** start AVAILABLE RECORDS **
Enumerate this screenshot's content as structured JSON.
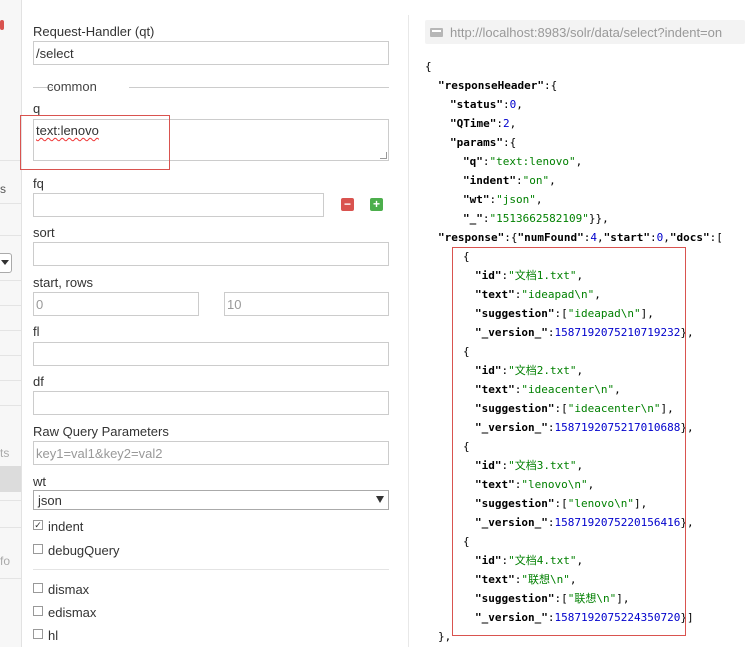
{
  "sidebar": {
    "fragments": [
      "s",
      "ts",
      "fo"
    ]
  },
  "form": {
    "request_handler_label": "Request-Handler (qt)",
    "request_handler_value": "/select",
    "common_label": "common",
    "q_label": "q",
    "q_value": "text:lenovo",
    "fq_label": "fq",
    "fq_value": "",
    "remove_label": "−",
    "add_label": "+",
    "sort_label": "sort",
    "sort_value": "",
    "start_rows_label": "start, rows",
    "start_placeholder": "0",
    "rows_placeholder": "10",
    "fl_label": "fl",
    "fl_value": "",
    "df_label": "df",
    "df_value": "",
    "raw_label": "Raw Query Parameters",
    "raw_placeholder": "key1=val1&key2=val2",
    "wt_label": "wt",
    "wt_value": "json",
    "indent_label": "indent",
    "indent_checked": true,
    "indent_mark": "✓",
    "debug_label": "debugQuery",
    "dismax_label": "dismax",
    "edismax_label": "edismax",
    "hl_label": "hl"
  },
  "results": {
    "url": "http://localhost:8983/solr/data/select?indent=on",
    "json_lines": [
      {
        "indent": 0,
        "parts": [
          [
            "p",
            "{"
          ]
        ]
      },
      {
        "indent": 1,
        "parts": [
          [
            "k",
            "\"responseHeader\""
          ],
          [
            "p",
            ":{"
          ]
        ]
      },
      {
        "indent": 2,
        "parts": [
          [
            "k",
            "\"status\""
          ],
          [
            "p",
            ":"
          ],
          [
            "n",
            "0"
          ],
          [
            "p",
            ","
          ]
        ]
      },
      {
        "indent": 2,
        "parts": [
          [
            "k",
            "\"QTime\""
          ],
          [
            "p",
            ":"
          ],
          [
            "n",
            "2"
          ],
          [
            "p",
            ","
          ]
        ]
      },
      {
        "indent": 2,
        "parts": [
          [
            "k",
            "\"params\""
          ],
          [
            "p",
            ":{"
          ]
        ]
      },
      {
        "indent": 3,
        "parts": [
          [
            "k",
            "\"q\""
          ],
          [
            "p",
            ":"
          ],
          [
            "s",
            "\"text:lenovo\""
          ],
          [
            "p",
            ","
          ]
        ]
      },
      {
        "indent": 3,
        "parts": [
          [
            "k",
            "\"indent\""
          ],
          [
            "p",
            ":"
          ],
          [
            "s",
            "\"on\""
          ],
          [
            "p",
            ","
          ]
        ]
      },
      {
        "indent": 3,
        "parts": [
          [
            "k",
            "\"wt\""
          ],
          [
            "p",
            ":"
          ],
          [
            "s",
            "\"json\""
          ],
          [
            "p",
            ","
          ]
        ]
      },
      {
        "indent": 3,
        "parts": [
          [
            "k",
            "\"_\""
          ],
          [
            "p",
            ":"
          ],
          [
            "s",
            "\"1513662582109\""
          ],
          [
            "p",
            "}},"
          ]
        ]
      },
      {
        "indent": 1,
        "parts": [
          [
            "k",
            "\"response\""
          ],
          [
            "p",
            ":{"
          ],
          [
            "k",
            "\"numFound\""
          ],
          [
            "p",
            ":"
          ],
          [
            "n",
            "4"
          ],
          [
            "p",
            ","
          ],
          [
            "k",
            "\"start\""
          ],
          [
            "p",
            ":"
          ],
          [
            "n",
            "0"
          ],
          [
            "p",
            ","
          ],
          [
            "k",
            "\"docs\""
          ],
          [
            "p",
            ":["
          ]
        ]
      },
      {
        "indent": 3,
        "parts": [
          [
            "p",
            "{"
          ]
        ]
      },
      {
        "indent": 4,
        "parts": [
          [
            "k",
            "\"id\""
          ],
          [
            "p",
            ":"
          ],
          [
            "s",
            "\"文档1.txt\""
          ],
          [
            "p",
            ","
          ]
        ]
      },
      {
        "indent": 4,
        "parts": [
          [
            "k",
            "\"text\""
          ],
          [
            "p",
            ":"
          ],
          [
            "s",
            "\"ideapad\\n\""
          ],
          [
            "p",
            ","
          ]
        ]
      },
      {
        "indent": 4,
        "parts": [
          [
            "k",
            "\"suggestion\""
          ],
          [
            "p",
            ":["
          ],
          [
            "s",
            "\"ideapad\\n\""
          ],
          [
            "p",
            "],"
          ]
        ]
      },
      {
        "indent": 4,
        "parts": [
          [
            "k",
            "\"_version_\""
          ],
          [
            "p",
            ":"
          ],
          [
            "n",
            "1587192075210719232"
          ],
          [
            "p",
            "},"
          ]
        ]
      },
      {
        "indent": 3,
        "parts": [
          [
            "p",
            "{"
          ]
        ]
      },
      {
        "indent": 4,
        "parts": [
          [
            "k",
            "\"id\""
          ],
          [
            "p",
            ":"
          ],
          [
            "s",
            "\"文档2.txt\""
          ],
          [
            "p",
            ","
          ]
        ]
      },
      {
        "indent": 4,
        "parts": [
          [
            "k",
            "\"text\""
          ],
          [
            "p",
            ":"
          ],
          [
            "s",
            "\"ideacenter\\n\""
          ],
          [
            "p",
            ","
          ]
        ]
      },
      {
        "indent": 4,
        "parts": [
          [
            "k",
            "\"suggestion\""
          ],
          [
            "p",
            ":["
          ],
          [
            "s",
            "\"ideacenter\\n\""
          ],
          [
            "p",
            "],"
          ]
        ]
      },
      {
        "indent": 4,
        "parts": [
          [
            "k",
            "\"_version_\""
          ],
          [
            "p",
            ":"
          ],
          [
            "n",
            "1587192075217010688"
          ],
          [
            "p",
            "},"
          ]
        ]
      },
      {
        "indent": 3,
        "parts": [
          [
            "p",
            "{"
          ]
        ]
      },
      {
        "indent": 4,
        "parts": [
          [
            "k",
            "\"id\""
          ],
          [
            "p",
            ":"
          ],
          [
            "s",
            "\"文档3.txt\""
          ],
          [
            "p",
            ","
          ]
        ]
      },
      {
        "indent": 4,
        "parts": [
          [
            "k",
            "\"text\""
          ],
          [
            "p",
            ":"
          ],
          [
            "s",
            "\"lenovo\\n\""
          ],
          [
            "p",
            ","
          ]
        ]
      },
      {
        "indent": 4,
        "parts": [
          [
            "k",
            "\"suggestion\""
          ],
          [
            "p",
            ":["
          ],
          [
            "s",
            "\"lenovo\\n\""
          ],
          [
            "p",
            "],"
          ]
        ]
      },
      {
        "indent": 4,
        "parts": [
          [
            "k",
            "\"_version_\""
          ],
          [
            "p",
            ":"
          ],
          [
            "n",
            "1587192075220156416"
          ],
          [
            "p",
            "},"
          ]
        ]
      },
      {
        "indent": 3,
        "parts": [
          [
            "p",
            "{"
          ]
        ]
      },
      {
        "indent": 4,
        "parts": [
          [
            "k",
            "\"id\""
          ],
          [
            "p",
            ":"
          ],
          [
            "s",
            "\"文档4.txt\""
          ],
          [
            "p",
            ","
          ]
        ]
      },
      {
        "indent": 4,
        "parts": [
          [
            "k",
            "\"text\""
          ],
          [
            "p",
            ":"
          ],
          [
            "s",
            "\"联想\\n\""
          ],
          [
            "p",
            ","
          ]
        ]
      },
      {
        "indent": 4,
        "parts": [
          [
            "k",
            "\"suggestion\""
          ],
          [
            "p",
            ":["
          ],
          [
            "s",
            "\"联想\\n\""
          ],
          [
            "p",
            "],"
          ]
        ]
      },
      {
        "indent": 4,
        "parts": [
          [
            "k",
            "\"_version_\""
          ],
          [
            "p",
            ":"
          ],
          [
            "n",
            "1587192075224350720"
          ],
          [
            "p",
            "}]"
          ]
        ]
      },
      {
        "indent": 1,
        "parts": [
          [
            "p",
            "},"
          ]
        ]
      }
    ]
  },
  "colors": {
    "highlight": "#d9534f",
    "json_key": "#000000",
    "json_string": "#008000",
    "json_number": "#0000cc"
  }
}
** end AVAILABLE RECORDS **
Print out every entry above without changing a word, and leave out the pictures.

__WRITTEN RESPONSE__.
Enumerate this screenshot's content as structured JSON.
{
  "sidebar": {
    "fragments": [
      "s",
      "ts",
      "fo"
    ]
  },
  "form": {
    "request_handler_label": "Request-Handler (qt)",
    "request_handler_value": "/select",
    "common_label": "common",
    "q_label": "q",
    "q_value": "text:lenovo",
    "fq_label": "fq",
    "fq_value": "",
    "remove_label": "−",
    "add_label": "+",
    "sort_label": "sort",
    "sort_value": "",
    "start_rows_label": "start, rows",
    "start_placeholder": "0",
    "rows_placeholder": "10",
    "fl_label": "fl",
    "fl_value": "",
    "df_label": "df",
    "df_value": "",
    "raw_label": "Raw Query Parameters",
    "raw_placeholder": "key1=val1&key2=val2",
    "wt_label": "wt",
    "wt_value": "json",
    "indent_label": "indent",
    "indent_checked": true,
    "indent_mark": "✓",
    "debug_label": "debugQuery",
    "dismax_label": "dismax",
    "edismax_label": "edismax",
    "hl_label": "hl"
  },
  "results": {
    "url": "http://localhost:8983/solr/data/select?indent=on",
    "json_lines": [
      {
        "indent": 0,
        "parts": [
          [
            "p",
            "{"
          ]
        ]
      },
      {
        "indent": 1,
        "parts": [
          [
            "k",
            "\"responseHeader\""
          ],
          [
            "p",
            ":{"
          ]
        ]
      },
      {
        "indent": 2,
        "parts": [
          [
            "k",
            "\"status\""
          ],
          [
            "p",
            ":"
          ],
          [
            "n",
            "0"
          ],
          [
            "p",
            ","
          ]
        ]
      },
      {
        "indent": 2,
        "parts": [
          [
            "k",
            "\"QTime\""
          ],
          [
            "p",
            ":"
          ],
          [
            "n",
            "2"
          ],
          [
            "p",
            ","
          ]
        ]
      },
      {
        "indent": 2,
        "parts": [
          [
            "k",
            "\"params\""
          ],
          [
            "p",
            ":{"
          ]
        ]
      },
      {
        "indent": 3,
        "parts": [
          [
            "k",
            "\"q\""
          ],
          [
            "p",
            ":"
          ],
          [
            "s",
            "\"text:lenovo\""
          ],
          [
            "p",
            ","
          ]
        ]
      },
      {
        "indent": 3,
        "parts": [
          [
            "k",
            "\"indent\""
          ],
          [
            "p",
            ":"
          ],
          [
            "s",
            "\"on\""
          ],
          [
            "p",
            ","
          ]
        ]
      },
      {
        "indent": 3,
        "parts": [
          [
            "k",
            "\"wt\""
          ],
          [
            "p",
            ":"
          ],
          [
            "s",
            "\"json\""
          ],
          [
            "p",
            ","
          ]
        ]
      },
      {
        "indent": 3,
        "parts": [
          [
            "k",
            "\"_\""
          ],
          [
            "p",
            ":"
          ],
          [
            "s",
            "\"1513662582109\""
          ],
          [
            "p",
            "}},"
          ]
        ]
      },
      {
        "indent": 1,
        "parts": [
          [
            "k",
            "\"response\""
          ],
          [
            "p",
            ":{"
          ],
          [
            "k",
            "\"numFound\""
          ],
          [
            "p",
            ":"
          ],
          [
            "n",
            "4"
          ],
          [
            "p",
            ","
          ],
          [
            "k",
            "\"start\""
          ],
          [
            "p",
            ":"
          ],
          [
            "n",
            "0"
          ],
          [
            "p",
            ","
          ],
          [
            "k",
            "\"docs\""
          ],
          [
            "p",
            ":["
          ]
        ]
      },
      {
        "indent": 3,
        "parts": [
          [
            "p",
            "{"
          ]
        ]
      },
      {
        "indent": 4,
        "parts": [
          [
            "k",
            "\"id\""
          ],
          [
            "p",
            ":"
          ],
          [
            "s",
            "\"文档1.txt\""
          ],
          [
            "p",
            ","
          ]
        ]
      },
      {
        "indent": 4,
        "parts": [
          [
            "k",
            "\"text\""
          ],
          [
            "p",
            ":"
          ],
          [
            "s",
            "\"ideapad\\n\""
          ],
          [
            "p",
            ","
          ]
        ]
      },
      {
        "indent": 4,
        "parts": [
          [
            "k",
            "\"suggestion\""
          ],
          [
            "p",
            ":["
          ],
          [
            "s",
            "\"ideapad\\n\""
          ],
          [
            "p",
            "],"
          ]
        ]
      },
      {
        "indent": 4,
        "parts": [
          [
            "k",
            "\"_version_\""
          ],
          [
            "p",
            ":"
          ],
          [
            "n",
            "1587192075210719232"
          ],
          [
            "p",
            "},"
          ]
        ]
      },
      {
        "indent": 3,
        "parts": [
          [
            "p",
            "{"
          ]
        ]
      },
      {
        "indent": 4,
        "parts": [
          [
            "k",
            "\"id\""
          ],
          [
            "p",
            ":"
          ],
          [
            "s",
            "\"文档2.txt\""
          ],
          [
            "p",
            ","
          ]
        ]
      },
      {
        "indent": 4,
        "parts": [
          [
            "k",
            "\"text\""
          ],
          [
            "p",
            ":"
          ],
          [
            "s",
            "\"ideacenter\\n\""
          ],
          [
            "p",
            ","
          ]
        ]
      },
      {
        "indent": 4,
        "parts": [
          [
            "k",
            "\"suggestion\""
          ],
          [
            "p",
            ":["
          ],
          [
            "s",
            "\"ideacenter\\n\""
          ],
          [
            "p",
            "],"
          ]
        ]
      },
      {
        "indent": 4,
        "parts": [
          [
            "k",
            "\"_version_\""
          ],
          [
            "p",
            ":"
          ],
          [
            "n",
            "1587192075217010688"
          ],
          [
            "p",
            "},"
          ]
        ]
      },
      {
        "indent": 3,
        "parts": [
          [
            "p",
            "{"
          ]
        ]
      },
      {
        "indent": 4,
        "parts": [
          [
            "k",
            "\"id\""
          ],
          [
            "p",
            ":"
          ],
          [
            "s",
            "\"文档3.txt\""
          ],
          [
            "p",
            ","
          ]
        ]
      },
      {
        "indent": 4,
        "parts": [
          [
            "k",
            "\"text\""
          ],
          [
            "p",
            ":"
          ],
          [
            "s",
            "\"lenovo\\n\""
          ],
          [
            "p",
            ","
          ]
        ]
      },
      {
        "indent": 4,
        "parts": [
          [
            "k",
            "\"suggestion\""
          ],
          [
            "p",
            ":["
          ],
          [
            "s",
            "\"lenovo\\n\""
          ],
          [
            "p",
            "],"
          ]
        ]
      },
      {
        "indent": 4,
        "parts": [
          [
            "k",
            "\"_version_\""
          ],
          [
            "p",
            ":"
          ],
          [
            "n",
            "1587192075220156416"
          ],
          [
            "p",
            "},"
          ]
        ]
      },
      {
        "indent": 3,
        "parts": [
          [
            "p",
            "{"
          ]
        ]
      },
      {
        "indent": 4,
        "parts": [
          [
            "k",
            "\"id\""
          ],
          [
            "p",
            ":"
          ],
          [
            "s",
            "\"文档4.txt\""
          ],
          [
            "p",
            ","
          ]
        ]
      },
      {
        "indent": 4,
        "parts": [
          [
            "k",
            "\"text\""
          ],
          [
            "p",
            ":"
          ],
          [
            "s",
            "\"联想\\n\""
          ],
          [
            "p",
            ","
          ]
        ]
      },
      {
        "indent": 4,
        "parts": [
          [
            "k",
            "\"suggestion\""
          ],
          [
            "p",
            ":["
          ],
          [
            "s",
            "\"联想\\n\""
          ],
          [
            "p",
            "],"
          ]
        ]
      },
      {
        "indent": 4,
        "parts": [
          [
            "k",
            "\"_version_\""
          ],
          [
            "p",
            ":"
          ],
          [
            "n",
            "1587192075224350720"
          ],
          [
            "p",
            "}]"
          ]
        ]
      },
      {
        "indent": 1,
        "parts": [
          [
            "p",
            "},"
          ]
        ]
      }
    ]
  },
  "colors": {
    "highlight": "#d9534f",
    "json_key": "#000000",
    "json_string": "#008000",
    "json_number": "#0000cc"
  }
}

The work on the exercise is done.